Supplied entries ▸
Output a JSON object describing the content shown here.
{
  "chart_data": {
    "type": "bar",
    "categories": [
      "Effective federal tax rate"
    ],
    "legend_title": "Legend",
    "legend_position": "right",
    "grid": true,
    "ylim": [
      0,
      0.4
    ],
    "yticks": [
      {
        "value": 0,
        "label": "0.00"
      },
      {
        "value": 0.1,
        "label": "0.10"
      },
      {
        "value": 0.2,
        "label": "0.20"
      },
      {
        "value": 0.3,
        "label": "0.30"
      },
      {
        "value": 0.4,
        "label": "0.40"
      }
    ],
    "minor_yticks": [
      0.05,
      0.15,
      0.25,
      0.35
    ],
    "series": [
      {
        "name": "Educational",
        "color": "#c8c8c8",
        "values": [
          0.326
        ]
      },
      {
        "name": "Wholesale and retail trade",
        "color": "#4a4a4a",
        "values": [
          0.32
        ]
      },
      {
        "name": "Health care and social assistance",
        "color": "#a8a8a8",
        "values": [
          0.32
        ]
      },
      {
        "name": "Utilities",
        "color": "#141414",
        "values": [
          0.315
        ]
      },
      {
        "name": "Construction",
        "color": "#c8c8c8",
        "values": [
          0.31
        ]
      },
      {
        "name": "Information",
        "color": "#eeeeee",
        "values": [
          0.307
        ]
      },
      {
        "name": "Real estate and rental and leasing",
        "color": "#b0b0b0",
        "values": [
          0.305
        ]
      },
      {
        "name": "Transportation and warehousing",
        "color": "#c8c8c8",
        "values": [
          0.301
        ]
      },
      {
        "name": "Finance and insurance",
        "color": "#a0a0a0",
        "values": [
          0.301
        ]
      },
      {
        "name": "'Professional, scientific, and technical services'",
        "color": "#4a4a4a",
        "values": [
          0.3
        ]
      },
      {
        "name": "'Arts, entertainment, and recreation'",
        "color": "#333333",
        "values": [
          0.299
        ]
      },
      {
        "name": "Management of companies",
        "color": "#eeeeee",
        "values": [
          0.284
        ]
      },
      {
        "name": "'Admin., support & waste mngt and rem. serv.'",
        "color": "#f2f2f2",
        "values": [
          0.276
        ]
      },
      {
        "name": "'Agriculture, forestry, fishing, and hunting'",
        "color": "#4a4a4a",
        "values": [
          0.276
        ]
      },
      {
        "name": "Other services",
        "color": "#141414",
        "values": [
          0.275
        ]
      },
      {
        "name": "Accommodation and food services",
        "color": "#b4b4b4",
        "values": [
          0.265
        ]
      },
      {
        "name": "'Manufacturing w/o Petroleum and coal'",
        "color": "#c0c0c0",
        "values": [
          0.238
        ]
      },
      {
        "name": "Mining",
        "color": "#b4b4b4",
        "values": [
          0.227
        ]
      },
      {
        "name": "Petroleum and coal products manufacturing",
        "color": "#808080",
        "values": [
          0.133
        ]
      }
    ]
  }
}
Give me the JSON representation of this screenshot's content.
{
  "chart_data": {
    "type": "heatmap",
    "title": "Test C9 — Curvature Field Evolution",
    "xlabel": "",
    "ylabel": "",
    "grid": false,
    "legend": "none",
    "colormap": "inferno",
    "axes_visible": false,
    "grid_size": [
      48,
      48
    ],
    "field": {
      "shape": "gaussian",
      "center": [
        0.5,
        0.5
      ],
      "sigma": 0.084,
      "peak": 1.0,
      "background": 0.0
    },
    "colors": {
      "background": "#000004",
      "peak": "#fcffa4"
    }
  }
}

Written request ▸ Make an exact copy of all the data.

Result ▸
Output a JSON object describing the content shown here.
{
  "chart_data": {
    "type": "bar",
    "categories": [
      "Effective federal tax rate"
    ],
    "legend_title": "Legend",
    "legend_position": "right",
    "grid": true,
    "ylim": [
      0,
      0.4
    ],
    "yticks": [
      {
        "value": 0,
        "label": "0.00"
      },
      {
        "value": 0.1,
        "label": "0.10"
      },
      {
        "value": 0.2,
        "label": "0.20"
      },
      {
        "value": 0.3,
        "label": "0.30"
      },
      {
        "value": 0.4,
        "label": "0.40"
      }
    ],
    "minor_yticks": [
      0.05,
      0.15,
      0.25,
      0.35
    ],
    "series": [
      {
        "name": "Educational",
        "color": "#c8c8c8",
        "values": [
          0.326
        ]
      },
      {
        "name": "Wholesale and retail trade",
        "color": "#4a4a4a",
        "values": [
          0.32
        ]
      },
      {
        "name": "Health care and social assistance",
        "color": "#a8a8a8",
        "values": [
          0.32
        ]
      },
      {
        "name": "Utilities",
        "color": "#141414",
        "values": [
          0.315
        ]
      },
      {
        "name": "Construction",
        "color": "#c8c8c8",
        "values": [
          0.31
        ]
      },
      {
        "name": "Information",
        "color": "#eeeeee",
        "values": [
          0.307
        ]
      },
      {
        "name": "Real estate and rental and leasing",
        "color": "#b0b0b0",
        "values": [
          0.305
        ]
      },
      {
        "name": "Transportation and warehousing",
        "color": "#c8c8c8",
        "values": [
          0.301
        ]
      },
      {
        "name": "Finance and insurance",
        "color": "#a0a0a0",
        "values": [
          0.301
        ]
      },
      {
        "name": "'Professional, scientific, and technical services'",
        "color": "#4a4a4a",
        "values": [
          0.3
        ]
      },
      {
        "name": "'Arts, entertainment, and recreation'",
        "color": "#333333",
        "values": [
          0.299
        ]
      },
      {
        "name": "Management of companies",
        "color": "#eeeeee",
        "values": [
          0.284
        ]
      },
      {
        "name": "'Admin., support & waste mngt and rem. serv.'",
        "color": "#f2f2f2",
        "values": [
          0.276
        ]
      },
      {
        "name": "'Agriculture, forestry, fishing, and hunting'",
        "color": "#4a4a4a",
        "values": [
          0.276
        ]
      },
      {
        "name": "Other services",
        "color": "#141414",
        "values": [
          0.275
        ]
      },
      {
        "name": "Accommodation and food services",
        "color": "#b4b4b4",
        "values": [
          0.265
        ]
      },
      {
        "name": "'Manufacturing w/o Petroleum and coal'",
        "color": "#c0c0c0",
        "values": [
          0.238
        ]
      },
      {
        "name": "Mining",
        "color": "#b4b4b4",
        "values": [
          0.227
        ]
      },
      {
        "name": "Petroleum and coal products manufacturing",
        "color": "#808080",
        "values": [
          0.133
        ]
      }
    ]
  }
}
Give me the JSON representation of this screenshot's content.
{
  "chart_data": {
    "type": "heatmap",
    "title": "Test C9 — Curvature Field Evolution",
    "xlabel": "",
    "ylabel": "",
    "grid": false,
    "legend": "none",
    "colormap": "inferno",
    "axes_visible": false,
    "grid_size": [
      48,
      48
    ],
    "field": {
      "shape": "gaussian",
      "center": [
        0.5,
        0.5
      ],
      "sigma": 0.084,
      "peak": 1.0,
      "background": 0.0
    },
    "colors": {
      "background": "#000004",
      "peak": "#fcffa4"
    }
  }
}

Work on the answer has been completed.